* Source document *

[Start of Attachment]

The rise of the ‘imam-hatip’ religious high schools

The rise of the ‘imam-hatip’ religious high schools

The education report for 2011, issued the other day by the Education Reform Group (ERG), once more demonstrates that Turkey has to a great extent solved its schooling issue at the elementary education level. 

According to the report, the schooling rate of children reaching school age was 98.41 percent during the 2010-11 academic year and this rate reached 98.67 percent during the 2011-12 term. Next year, it is probable that Turkey will reach 99 percent in this figure. 
Still a problem at high schools 

When it comes to secondary education, however, the ERG points out the fact that schooling remains a problematic area. In this category, the schooling rate, which was 66.07 percent during the 2010-11 term has recorded a limited increase to reach 67.37 percent in 2011-12. 

Nevertheless, the increase in the rate of girls continuing onto high schools is more meaningful compared to the same figure for boys. This rate, which was 63.86 percent in 2010-11 for girls, has risen to 66.14 percent in the academic year we have just concluded.

[End of Attachment]

* Questions on the material *
1 - In the article on Turkish schooling rates, what was the elementary schooling rate for the 2011-12 term?
2 - Shorten the paragraph of the schooling-rates article that begins "When it comes to secondary education" to one sentence, keeping its main facts.
3 - Carry on the article about the rise of Turkey's imam-hatip religious high schools from its last sentence.
The data that follow come from a separate source.

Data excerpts

[Start of Attachment]

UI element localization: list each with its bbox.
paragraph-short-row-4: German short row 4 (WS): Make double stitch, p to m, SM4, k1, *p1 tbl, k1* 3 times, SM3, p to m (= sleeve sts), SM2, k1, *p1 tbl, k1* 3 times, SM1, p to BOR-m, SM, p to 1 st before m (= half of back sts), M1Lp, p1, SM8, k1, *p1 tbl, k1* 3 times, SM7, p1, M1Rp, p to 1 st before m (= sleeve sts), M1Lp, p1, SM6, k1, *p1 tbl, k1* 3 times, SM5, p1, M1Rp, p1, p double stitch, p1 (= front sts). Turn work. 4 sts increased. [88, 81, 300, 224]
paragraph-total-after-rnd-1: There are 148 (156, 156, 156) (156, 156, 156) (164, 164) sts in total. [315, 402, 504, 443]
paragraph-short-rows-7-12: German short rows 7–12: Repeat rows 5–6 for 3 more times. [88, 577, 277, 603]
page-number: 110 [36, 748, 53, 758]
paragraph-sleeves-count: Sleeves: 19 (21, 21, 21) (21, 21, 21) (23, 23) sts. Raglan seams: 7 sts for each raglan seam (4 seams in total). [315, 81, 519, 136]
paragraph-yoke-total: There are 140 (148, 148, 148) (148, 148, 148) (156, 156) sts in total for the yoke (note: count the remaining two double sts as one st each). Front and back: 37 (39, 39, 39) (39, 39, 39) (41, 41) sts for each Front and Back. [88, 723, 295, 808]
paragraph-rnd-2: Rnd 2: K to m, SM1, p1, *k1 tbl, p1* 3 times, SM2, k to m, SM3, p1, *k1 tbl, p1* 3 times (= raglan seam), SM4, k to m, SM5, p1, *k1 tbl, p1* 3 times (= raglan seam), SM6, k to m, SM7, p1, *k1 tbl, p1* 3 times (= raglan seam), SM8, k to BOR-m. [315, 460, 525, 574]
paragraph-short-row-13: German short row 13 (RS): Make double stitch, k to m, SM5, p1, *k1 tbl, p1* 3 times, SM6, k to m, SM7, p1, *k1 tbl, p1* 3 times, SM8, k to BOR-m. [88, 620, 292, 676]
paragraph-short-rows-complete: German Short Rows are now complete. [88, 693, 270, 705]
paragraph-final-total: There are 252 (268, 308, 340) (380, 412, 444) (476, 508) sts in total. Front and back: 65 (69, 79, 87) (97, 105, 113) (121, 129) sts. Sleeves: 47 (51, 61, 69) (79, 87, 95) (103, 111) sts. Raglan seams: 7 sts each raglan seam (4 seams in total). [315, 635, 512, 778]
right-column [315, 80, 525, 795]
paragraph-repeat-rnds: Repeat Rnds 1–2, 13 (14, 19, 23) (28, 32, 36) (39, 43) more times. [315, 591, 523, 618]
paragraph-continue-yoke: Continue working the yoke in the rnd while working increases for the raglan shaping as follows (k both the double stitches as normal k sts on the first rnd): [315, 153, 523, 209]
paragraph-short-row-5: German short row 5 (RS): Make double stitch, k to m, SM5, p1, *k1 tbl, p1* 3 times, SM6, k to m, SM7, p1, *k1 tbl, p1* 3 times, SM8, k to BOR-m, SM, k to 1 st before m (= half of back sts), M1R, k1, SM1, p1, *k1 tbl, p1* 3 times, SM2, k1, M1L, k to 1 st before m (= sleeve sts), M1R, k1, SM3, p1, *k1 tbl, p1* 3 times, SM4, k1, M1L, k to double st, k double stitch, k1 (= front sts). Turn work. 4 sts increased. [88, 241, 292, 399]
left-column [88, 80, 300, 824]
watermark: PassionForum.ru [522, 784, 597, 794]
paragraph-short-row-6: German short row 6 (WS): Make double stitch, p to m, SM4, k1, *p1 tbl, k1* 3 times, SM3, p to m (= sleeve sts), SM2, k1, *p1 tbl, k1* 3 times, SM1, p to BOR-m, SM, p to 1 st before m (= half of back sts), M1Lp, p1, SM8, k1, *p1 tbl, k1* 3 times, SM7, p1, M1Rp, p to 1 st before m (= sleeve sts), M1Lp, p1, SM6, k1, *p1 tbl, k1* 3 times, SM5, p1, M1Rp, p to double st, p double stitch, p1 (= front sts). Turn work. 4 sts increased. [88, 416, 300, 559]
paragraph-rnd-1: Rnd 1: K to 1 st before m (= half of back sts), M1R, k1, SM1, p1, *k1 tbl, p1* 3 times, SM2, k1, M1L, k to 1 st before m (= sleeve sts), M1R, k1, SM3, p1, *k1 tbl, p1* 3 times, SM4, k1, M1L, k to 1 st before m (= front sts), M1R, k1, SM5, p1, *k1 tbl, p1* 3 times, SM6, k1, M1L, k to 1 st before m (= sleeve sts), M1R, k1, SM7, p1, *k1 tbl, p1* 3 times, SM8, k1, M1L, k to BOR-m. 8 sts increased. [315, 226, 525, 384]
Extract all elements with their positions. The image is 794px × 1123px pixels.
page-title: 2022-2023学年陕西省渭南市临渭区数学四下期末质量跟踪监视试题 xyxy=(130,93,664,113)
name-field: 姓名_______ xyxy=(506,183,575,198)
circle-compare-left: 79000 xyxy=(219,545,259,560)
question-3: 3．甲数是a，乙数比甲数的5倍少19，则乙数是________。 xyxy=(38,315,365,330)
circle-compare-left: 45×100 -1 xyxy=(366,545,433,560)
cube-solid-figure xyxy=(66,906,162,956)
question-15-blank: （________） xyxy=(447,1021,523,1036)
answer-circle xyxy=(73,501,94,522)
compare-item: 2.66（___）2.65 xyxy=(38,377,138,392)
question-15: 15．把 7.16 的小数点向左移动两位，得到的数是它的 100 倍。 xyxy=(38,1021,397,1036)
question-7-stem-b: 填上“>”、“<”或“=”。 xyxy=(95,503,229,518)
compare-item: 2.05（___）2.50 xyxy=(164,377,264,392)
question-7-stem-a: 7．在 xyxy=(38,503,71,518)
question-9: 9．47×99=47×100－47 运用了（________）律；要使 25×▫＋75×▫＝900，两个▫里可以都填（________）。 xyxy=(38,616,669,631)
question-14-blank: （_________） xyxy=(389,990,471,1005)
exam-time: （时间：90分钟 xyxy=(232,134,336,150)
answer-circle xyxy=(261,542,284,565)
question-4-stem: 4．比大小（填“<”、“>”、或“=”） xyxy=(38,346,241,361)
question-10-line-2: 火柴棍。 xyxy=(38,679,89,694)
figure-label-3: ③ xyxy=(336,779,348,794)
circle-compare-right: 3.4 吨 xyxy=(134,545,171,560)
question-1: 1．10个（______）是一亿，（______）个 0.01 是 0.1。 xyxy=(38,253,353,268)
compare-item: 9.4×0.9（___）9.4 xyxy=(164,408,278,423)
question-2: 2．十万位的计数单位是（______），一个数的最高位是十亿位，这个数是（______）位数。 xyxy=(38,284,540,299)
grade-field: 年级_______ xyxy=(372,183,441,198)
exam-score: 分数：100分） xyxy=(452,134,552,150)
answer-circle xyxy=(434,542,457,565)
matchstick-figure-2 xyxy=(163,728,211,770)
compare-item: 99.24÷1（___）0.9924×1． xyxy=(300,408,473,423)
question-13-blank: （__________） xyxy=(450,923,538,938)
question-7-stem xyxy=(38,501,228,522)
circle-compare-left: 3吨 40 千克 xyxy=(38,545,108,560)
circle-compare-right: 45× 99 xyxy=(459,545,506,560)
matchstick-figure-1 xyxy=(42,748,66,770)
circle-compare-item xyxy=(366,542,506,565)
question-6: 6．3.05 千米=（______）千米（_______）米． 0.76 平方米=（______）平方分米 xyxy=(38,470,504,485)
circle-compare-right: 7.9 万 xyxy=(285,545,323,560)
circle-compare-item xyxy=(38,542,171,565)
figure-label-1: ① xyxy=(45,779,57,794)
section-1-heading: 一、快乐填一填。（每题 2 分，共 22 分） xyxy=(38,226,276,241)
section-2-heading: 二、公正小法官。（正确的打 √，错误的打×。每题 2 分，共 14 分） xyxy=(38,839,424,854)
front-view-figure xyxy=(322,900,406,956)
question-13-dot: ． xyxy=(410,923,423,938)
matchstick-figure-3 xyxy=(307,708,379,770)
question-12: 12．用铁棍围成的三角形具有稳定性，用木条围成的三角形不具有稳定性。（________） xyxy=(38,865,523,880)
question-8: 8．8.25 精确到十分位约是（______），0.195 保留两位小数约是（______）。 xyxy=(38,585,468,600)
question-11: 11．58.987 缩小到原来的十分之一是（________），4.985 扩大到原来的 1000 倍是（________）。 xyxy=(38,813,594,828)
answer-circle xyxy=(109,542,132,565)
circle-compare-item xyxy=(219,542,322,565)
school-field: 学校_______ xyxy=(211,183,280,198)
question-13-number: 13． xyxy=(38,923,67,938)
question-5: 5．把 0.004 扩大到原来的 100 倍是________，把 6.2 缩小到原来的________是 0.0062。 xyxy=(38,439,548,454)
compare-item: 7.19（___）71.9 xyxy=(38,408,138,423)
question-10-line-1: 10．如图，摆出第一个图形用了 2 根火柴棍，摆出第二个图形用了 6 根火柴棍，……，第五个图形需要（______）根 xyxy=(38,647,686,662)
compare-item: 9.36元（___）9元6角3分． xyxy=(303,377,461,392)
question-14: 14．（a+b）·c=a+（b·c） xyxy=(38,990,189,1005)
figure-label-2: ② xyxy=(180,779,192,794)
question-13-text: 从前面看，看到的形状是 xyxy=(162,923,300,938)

[End of Attachment]

* Replies *
1 - 98.67 percent.

2 - The ERG says secondary schooling is still a problem, with the rate rising only slightly from 66.07 percent in 2010-11 to 67.37 percent in 2011-12.

3 -
A map in the ERG report shows that a major imbalance unfortunately continues among regions on the issue of access to secondary education. In such a way that in the significant portion of the provinces in central western Anatolia, Thrace and east Black Sea, the schooling rate is above 80 percent. In the group of the Aegean, Marmara and central Anatolia, this rate is between 70 and 80 percent. This is followed by provinces that lie mostly in central Anatolia and eastern Anatolia that range within the band of 50 to 70 percent. In the majority of our Southeastern provinces the registration rate of children at the age of secondary education is below 50 percent. 

Religious vocational schools up 7 percent 

The EGR report also points out that major changes are being experienced in enrollments in religious vocational high schools. 

The first one of these drifts is the fall in the ratio of regular high school students to the total number recorded between the academic years 2010-11 and 2011-12. This figure has dropped from 29 percent to 25 percent. 

A major portion of this difference is due to the shift to academically selective Science and Anatolian High Schools. The ratio of this category has risen from 21.4 percent to 23.5 percent. 

The share of vocational and technical education has moved from 46.3 percent to 48 percent. However, a major portion of the increase here is due to registrations at imam-hatip high schools (religious vocational high schools). The ratio of students to the total registered in those high schools has risen to 7 percent from 5.9 percent. 

Toward a dual structure? 

When we review the changes in the ratios of the types of high schools during the 10 years under Justice and Development Party (AK Party) rule, we see that regular high schools have consistently fewer students.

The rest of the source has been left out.